Structured figure records:
━━━━

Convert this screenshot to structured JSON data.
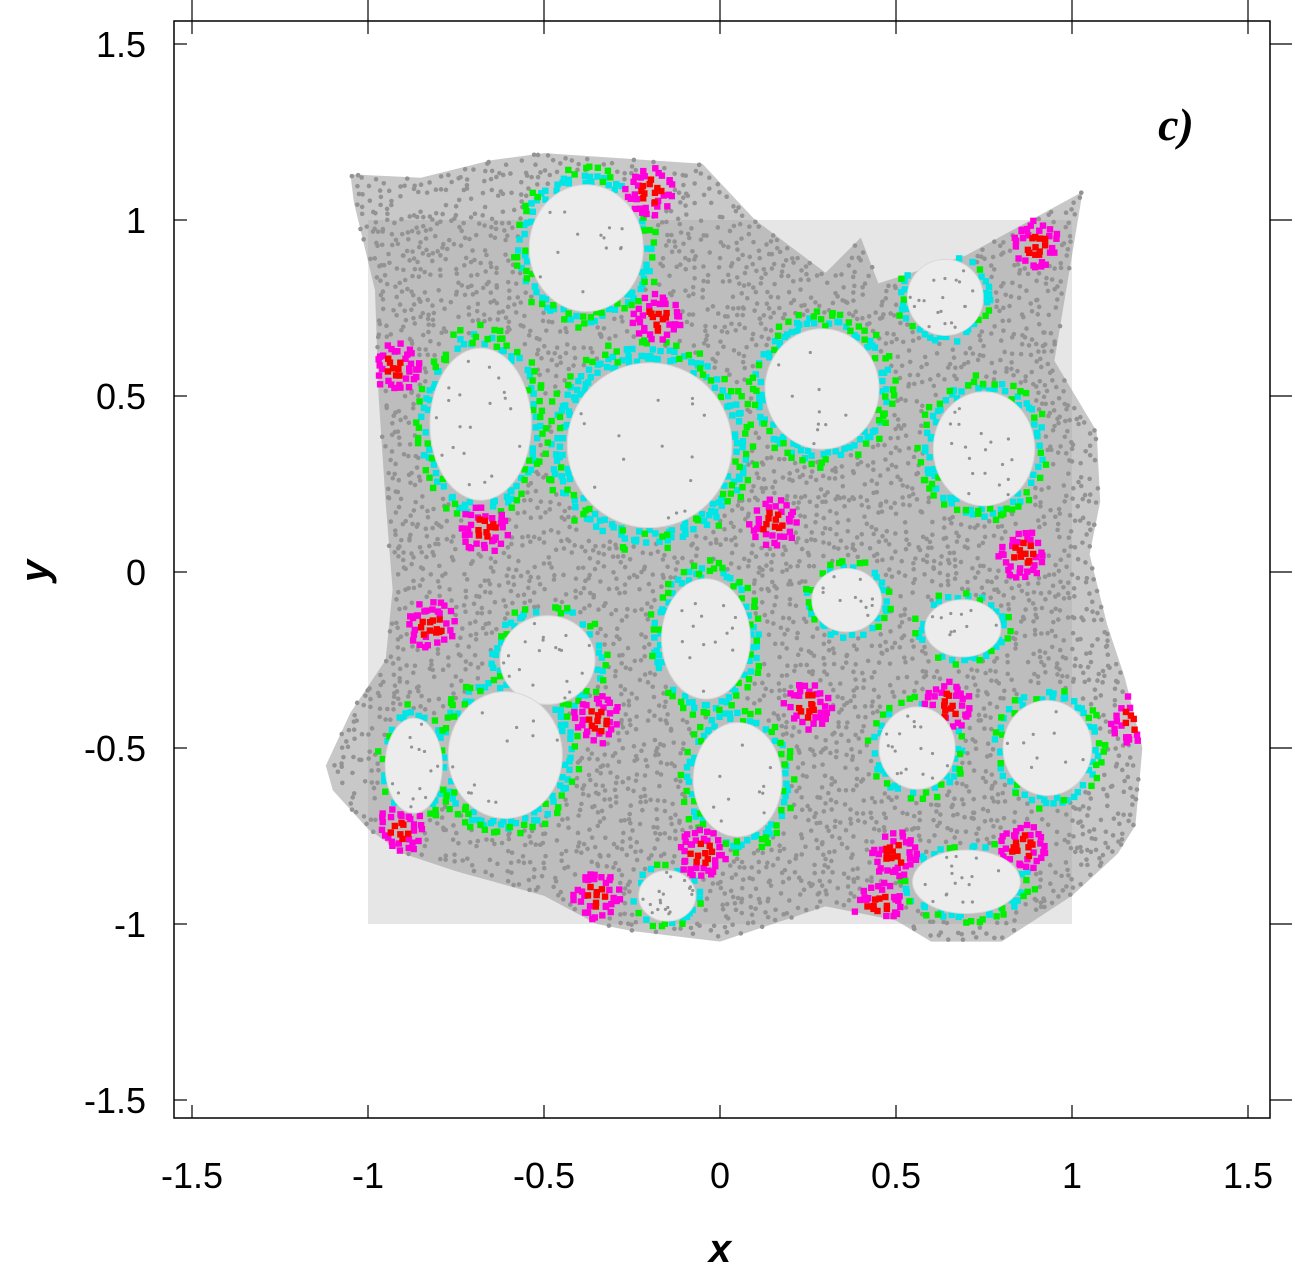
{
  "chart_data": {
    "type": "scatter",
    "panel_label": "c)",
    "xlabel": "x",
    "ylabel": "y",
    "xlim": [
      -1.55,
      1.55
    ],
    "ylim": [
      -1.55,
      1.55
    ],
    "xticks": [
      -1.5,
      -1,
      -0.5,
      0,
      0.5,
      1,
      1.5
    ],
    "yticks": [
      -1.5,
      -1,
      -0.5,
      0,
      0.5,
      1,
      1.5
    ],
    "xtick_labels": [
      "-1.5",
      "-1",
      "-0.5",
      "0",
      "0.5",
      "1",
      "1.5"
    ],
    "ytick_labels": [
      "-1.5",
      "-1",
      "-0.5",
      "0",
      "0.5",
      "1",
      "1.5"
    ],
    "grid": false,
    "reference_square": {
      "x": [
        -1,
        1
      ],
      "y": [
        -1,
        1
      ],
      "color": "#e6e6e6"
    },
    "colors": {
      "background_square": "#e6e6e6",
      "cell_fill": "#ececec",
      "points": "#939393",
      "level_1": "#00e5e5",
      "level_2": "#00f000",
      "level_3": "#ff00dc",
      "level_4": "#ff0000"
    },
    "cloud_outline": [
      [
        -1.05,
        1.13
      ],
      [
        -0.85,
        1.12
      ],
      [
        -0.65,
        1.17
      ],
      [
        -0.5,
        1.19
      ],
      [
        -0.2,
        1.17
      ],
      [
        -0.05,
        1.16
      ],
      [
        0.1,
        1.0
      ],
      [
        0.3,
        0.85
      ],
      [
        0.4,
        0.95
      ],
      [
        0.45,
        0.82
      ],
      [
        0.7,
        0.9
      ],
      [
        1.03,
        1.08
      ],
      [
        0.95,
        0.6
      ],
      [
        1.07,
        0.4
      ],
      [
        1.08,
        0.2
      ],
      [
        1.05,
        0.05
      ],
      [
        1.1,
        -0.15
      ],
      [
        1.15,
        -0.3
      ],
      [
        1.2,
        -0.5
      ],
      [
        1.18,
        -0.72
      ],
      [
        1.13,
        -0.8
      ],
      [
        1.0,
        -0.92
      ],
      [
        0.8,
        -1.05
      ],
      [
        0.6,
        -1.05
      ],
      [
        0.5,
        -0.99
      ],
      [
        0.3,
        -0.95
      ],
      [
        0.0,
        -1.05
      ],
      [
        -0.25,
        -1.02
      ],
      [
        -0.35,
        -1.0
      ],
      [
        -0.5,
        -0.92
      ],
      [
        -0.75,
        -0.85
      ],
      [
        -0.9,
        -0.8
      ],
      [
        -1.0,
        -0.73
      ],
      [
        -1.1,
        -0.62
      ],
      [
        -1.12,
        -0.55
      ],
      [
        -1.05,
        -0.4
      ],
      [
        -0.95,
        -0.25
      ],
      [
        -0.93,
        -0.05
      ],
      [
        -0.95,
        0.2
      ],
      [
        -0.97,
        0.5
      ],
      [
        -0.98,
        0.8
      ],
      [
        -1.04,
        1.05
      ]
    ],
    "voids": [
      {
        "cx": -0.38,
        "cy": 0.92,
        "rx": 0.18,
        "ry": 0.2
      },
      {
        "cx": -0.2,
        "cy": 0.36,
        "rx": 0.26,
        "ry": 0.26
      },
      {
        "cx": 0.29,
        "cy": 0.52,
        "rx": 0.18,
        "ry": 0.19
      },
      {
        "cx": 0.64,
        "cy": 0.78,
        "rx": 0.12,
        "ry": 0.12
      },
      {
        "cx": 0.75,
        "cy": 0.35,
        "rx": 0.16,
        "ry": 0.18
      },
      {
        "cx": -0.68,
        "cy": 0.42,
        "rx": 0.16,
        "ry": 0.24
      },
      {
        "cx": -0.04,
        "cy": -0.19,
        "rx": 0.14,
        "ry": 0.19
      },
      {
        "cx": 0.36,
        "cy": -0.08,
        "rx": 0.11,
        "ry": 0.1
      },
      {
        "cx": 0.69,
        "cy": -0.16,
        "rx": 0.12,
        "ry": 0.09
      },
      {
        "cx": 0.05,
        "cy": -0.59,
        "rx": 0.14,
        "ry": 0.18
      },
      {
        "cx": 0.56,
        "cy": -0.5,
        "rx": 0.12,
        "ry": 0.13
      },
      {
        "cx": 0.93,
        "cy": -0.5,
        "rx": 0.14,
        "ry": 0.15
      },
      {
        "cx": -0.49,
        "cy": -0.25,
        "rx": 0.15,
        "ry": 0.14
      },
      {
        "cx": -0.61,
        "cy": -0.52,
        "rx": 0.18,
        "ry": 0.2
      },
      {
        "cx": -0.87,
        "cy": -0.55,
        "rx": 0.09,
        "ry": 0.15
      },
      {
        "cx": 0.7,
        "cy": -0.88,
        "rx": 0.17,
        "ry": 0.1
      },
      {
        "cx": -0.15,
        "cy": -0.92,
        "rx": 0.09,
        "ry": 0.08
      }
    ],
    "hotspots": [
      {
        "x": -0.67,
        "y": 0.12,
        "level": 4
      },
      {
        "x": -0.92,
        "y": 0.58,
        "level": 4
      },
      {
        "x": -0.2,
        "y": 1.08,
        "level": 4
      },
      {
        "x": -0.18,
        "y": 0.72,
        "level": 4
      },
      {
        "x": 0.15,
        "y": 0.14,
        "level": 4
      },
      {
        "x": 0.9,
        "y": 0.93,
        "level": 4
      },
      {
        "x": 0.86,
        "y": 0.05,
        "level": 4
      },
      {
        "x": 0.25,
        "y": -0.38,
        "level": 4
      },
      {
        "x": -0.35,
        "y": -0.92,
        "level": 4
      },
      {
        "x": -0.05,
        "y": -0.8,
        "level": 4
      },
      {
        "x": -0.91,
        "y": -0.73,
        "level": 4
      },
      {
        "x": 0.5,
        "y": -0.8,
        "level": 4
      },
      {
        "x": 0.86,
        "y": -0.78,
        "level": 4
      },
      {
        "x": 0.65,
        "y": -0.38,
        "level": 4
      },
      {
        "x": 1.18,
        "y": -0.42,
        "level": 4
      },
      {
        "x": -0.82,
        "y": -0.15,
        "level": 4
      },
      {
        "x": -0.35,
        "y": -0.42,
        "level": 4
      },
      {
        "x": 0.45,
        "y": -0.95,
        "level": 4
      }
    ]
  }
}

━━━━

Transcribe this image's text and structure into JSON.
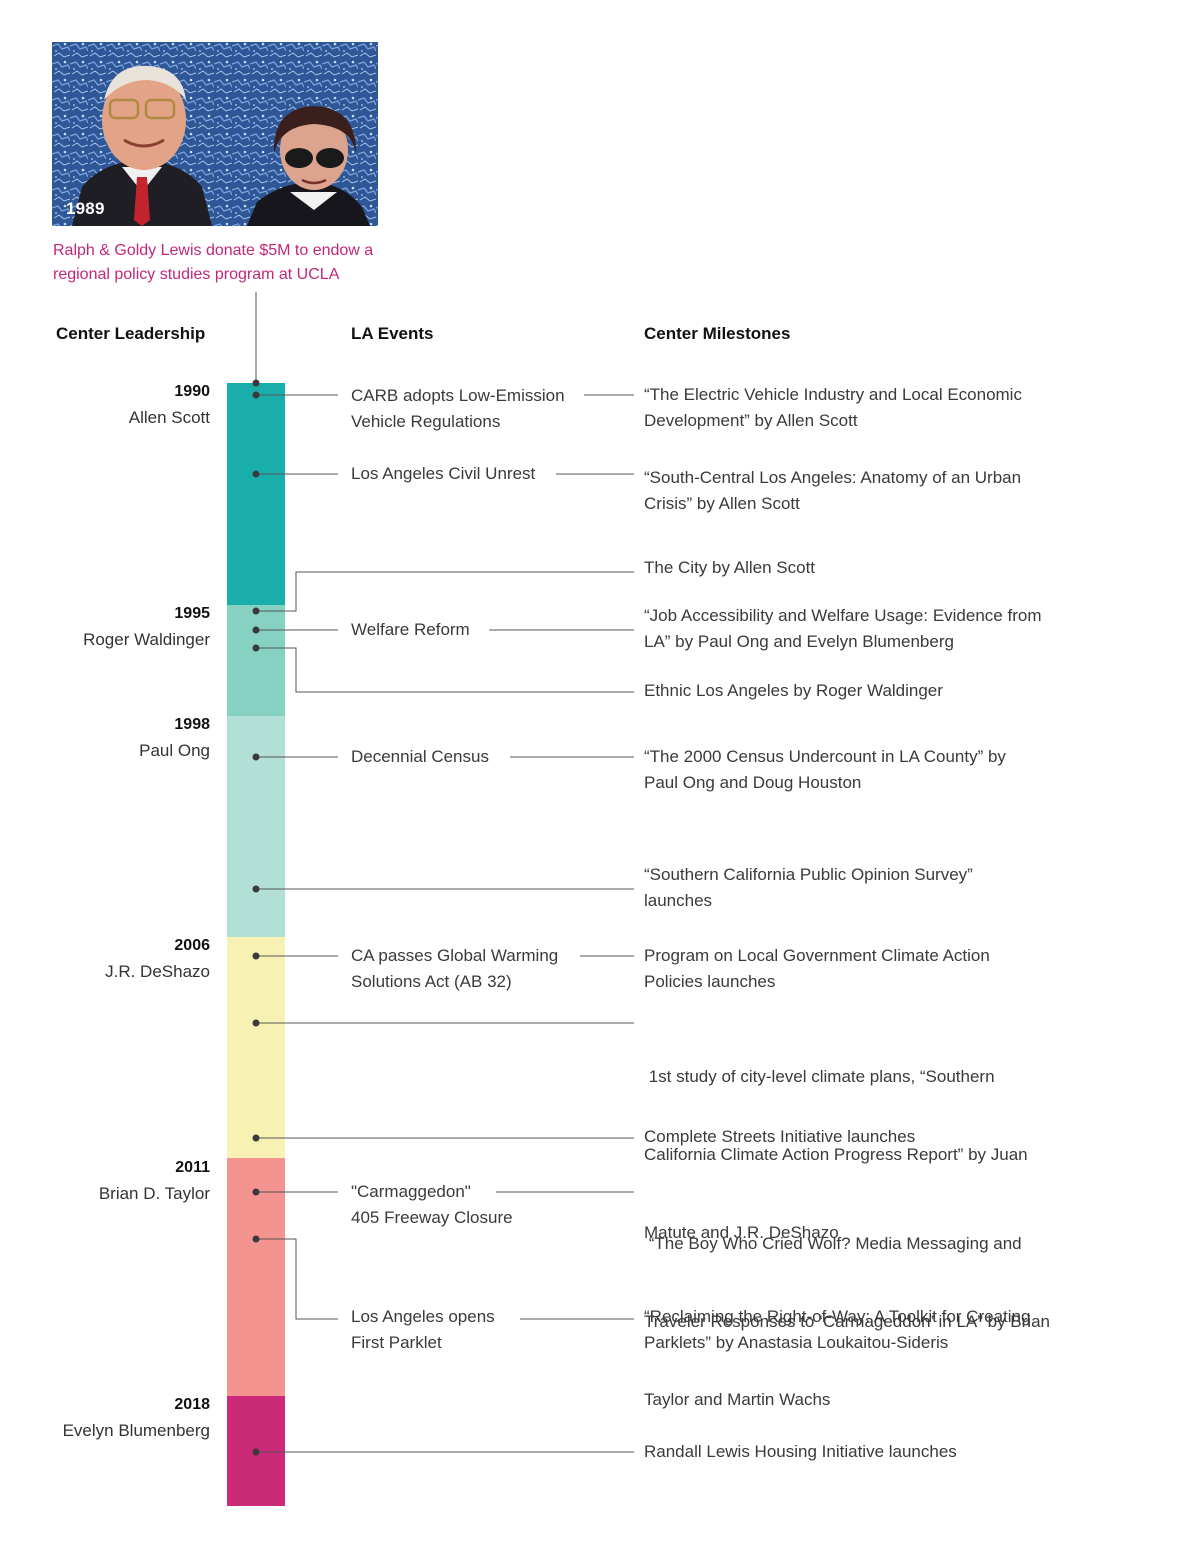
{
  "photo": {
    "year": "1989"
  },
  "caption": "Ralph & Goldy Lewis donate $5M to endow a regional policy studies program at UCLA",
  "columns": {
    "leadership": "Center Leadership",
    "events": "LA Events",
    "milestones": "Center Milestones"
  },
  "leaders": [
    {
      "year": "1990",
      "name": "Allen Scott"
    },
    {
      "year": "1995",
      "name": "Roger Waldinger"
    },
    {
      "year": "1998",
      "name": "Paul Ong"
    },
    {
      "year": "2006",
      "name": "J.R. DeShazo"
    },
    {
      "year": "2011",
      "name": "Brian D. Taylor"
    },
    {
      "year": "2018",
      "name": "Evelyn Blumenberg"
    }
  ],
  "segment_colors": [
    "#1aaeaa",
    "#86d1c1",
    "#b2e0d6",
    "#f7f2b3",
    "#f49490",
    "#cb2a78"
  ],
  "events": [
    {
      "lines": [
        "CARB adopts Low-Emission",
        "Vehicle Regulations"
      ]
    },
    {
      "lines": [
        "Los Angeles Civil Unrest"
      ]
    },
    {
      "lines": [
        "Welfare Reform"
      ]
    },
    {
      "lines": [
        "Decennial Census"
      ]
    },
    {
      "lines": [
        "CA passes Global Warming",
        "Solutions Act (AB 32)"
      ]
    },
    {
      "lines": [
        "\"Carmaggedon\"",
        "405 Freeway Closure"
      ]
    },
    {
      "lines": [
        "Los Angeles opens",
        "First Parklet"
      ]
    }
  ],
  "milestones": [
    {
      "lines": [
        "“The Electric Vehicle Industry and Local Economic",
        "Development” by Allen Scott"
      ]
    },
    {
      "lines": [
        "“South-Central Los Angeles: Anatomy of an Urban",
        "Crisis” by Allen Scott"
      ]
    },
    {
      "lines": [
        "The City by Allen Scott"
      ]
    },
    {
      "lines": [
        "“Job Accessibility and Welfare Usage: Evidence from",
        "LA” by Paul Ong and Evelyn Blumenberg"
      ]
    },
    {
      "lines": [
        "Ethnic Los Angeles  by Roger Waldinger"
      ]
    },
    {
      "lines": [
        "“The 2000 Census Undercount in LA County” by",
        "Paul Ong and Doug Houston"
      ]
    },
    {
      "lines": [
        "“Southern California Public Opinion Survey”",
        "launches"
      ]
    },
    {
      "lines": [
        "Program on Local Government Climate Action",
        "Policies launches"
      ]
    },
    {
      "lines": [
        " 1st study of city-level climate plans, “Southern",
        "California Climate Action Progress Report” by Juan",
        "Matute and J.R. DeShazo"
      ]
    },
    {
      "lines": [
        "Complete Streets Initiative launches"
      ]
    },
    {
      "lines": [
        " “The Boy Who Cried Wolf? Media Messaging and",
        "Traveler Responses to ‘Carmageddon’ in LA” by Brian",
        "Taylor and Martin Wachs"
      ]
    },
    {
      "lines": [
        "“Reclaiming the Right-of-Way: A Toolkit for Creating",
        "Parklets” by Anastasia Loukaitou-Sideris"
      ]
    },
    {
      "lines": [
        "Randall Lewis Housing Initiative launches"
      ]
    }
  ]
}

━━━━

_TASK GOAL_
Check each line above for the word "Southern" and copy the ones that have it.

_FINAL RESULT_
        "“Southern California Public Opinion Survey”",
        " 1st study of city-level climate plans, “Southern",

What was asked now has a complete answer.